▸ Exercise brief
Pick every line from the data that holds the word "with".

▸ Exercise materials

^^^^^^^^

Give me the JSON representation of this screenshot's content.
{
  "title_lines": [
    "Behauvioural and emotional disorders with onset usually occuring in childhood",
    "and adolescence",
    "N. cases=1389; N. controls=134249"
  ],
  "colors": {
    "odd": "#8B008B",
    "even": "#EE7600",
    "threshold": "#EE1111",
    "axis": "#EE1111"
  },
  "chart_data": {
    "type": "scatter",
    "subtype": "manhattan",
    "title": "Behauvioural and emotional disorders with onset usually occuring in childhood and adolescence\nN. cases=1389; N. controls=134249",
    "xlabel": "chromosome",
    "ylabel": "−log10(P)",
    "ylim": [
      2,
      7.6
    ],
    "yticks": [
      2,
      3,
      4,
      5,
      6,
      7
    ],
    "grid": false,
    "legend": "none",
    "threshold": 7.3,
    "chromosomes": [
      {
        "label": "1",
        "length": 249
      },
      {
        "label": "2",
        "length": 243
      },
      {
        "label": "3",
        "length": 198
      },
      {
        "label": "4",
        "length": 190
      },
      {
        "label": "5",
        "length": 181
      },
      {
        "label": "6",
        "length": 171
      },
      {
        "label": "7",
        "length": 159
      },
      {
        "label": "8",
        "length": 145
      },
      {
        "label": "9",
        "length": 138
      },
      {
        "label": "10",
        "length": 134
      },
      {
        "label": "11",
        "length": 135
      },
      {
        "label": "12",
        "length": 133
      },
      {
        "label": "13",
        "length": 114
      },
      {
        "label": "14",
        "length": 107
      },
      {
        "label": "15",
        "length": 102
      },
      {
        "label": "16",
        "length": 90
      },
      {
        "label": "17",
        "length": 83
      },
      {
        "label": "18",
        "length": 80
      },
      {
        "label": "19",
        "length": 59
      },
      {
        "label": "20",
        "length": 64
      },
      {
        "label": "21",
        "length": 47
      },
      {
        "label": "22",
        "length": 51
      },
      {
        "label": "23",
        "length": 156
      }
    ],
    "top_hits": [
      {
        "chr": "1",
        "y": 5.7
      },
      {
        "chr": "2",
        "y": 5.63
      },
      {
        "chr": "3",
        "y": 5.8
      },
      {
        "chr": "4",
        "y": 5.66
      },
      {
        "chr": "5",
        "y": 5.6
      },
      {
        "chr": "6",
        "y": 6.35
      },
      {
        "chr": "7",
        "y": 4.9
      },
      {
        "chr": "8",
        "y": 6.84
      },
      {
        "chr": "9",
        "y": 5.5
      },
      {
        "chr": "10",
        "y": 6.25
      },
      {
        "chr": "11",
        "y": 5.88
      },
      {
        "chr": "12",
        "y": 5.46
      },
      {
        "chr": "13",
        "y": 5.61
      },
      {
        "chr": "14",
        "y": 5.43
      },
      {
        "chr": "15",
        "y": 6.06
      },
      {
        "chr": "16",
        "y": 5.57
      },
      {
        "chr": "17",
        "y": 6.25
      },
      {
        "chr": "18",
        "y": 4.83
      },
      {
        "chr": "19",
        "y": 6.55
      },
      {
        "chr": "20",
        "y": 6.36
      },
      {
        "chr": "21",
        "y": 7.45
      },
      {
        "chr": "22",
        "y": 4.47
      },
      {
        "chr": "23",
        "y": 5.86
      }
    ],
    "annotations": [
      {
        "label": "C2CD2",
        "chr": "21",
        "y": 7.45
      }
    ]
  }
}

^^^^^^^^

▸ Final answer
    "Behauvioural and emotional disorders with onset usually occuring in childhood",
    "title": "Behauvioural and emotional disorders with onset usually occuring in childhood and adolescence\nN. cases=1389; N. controls=134249",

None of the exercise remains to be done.